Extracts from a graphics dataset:
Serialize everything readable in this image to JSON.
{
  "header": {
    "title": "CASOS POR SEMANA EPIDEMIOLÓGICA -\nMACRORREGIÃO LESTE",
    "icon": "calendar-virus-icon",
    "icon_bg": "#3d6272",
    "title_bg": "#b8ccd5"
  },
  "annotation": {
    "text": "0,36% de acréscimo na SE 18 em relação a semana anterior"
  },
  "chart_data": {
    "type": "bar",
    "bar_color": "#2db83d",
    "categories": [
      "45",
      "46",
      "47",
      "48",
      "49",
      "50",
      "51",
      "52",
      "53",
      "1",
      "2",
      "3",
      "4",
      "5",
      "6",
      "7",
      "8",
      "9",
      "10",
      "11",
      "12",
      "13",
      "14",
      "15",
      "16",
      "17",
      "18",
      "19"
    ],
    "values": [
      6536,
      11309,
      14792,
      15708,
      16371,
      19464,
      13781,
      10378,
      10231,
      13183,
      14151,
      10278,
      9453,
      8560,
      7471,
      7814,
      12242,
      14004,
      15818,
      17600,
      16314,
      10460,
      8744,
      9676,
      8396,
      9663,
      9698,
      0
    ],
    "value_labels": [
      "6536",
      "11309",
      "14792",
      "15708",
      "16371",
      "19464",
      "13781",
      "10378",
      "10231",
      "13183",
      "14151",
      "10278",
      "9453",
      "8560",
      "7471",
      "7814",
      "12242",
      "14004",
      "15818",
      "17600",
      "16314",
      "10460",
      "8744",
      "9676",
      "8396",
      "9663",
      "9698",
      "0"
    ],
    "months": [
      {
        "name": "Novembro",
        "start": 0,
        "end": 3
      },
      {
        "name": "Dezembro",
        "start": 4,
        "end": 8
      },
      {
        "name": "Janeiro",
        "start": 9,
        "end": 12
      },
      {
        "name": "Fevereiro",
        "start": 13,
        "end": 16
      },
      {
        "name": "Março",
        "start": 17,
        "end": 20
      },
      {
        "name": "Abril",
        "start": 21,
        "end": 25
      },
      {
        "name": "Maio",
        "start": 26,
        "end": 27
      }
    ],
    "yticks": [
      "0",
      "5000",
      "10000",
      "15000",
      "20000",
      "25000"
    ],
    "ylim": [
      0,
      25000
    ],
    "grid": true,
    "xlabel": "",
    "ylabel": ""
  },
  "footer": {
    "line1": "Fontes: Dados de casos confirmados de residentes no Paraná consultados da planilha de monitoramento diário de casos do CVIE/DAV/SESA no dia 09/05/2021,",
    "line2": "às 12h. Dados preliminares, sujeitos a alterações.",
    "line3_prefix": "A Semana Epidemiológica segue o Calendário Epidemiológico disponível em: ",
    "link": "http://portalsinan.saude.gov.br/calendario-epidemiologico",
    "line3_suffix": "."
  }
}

TRY IT =>
Only the count belongs in your answer, so please work out how many lines of the data contain "Dados".

RESULT =>
2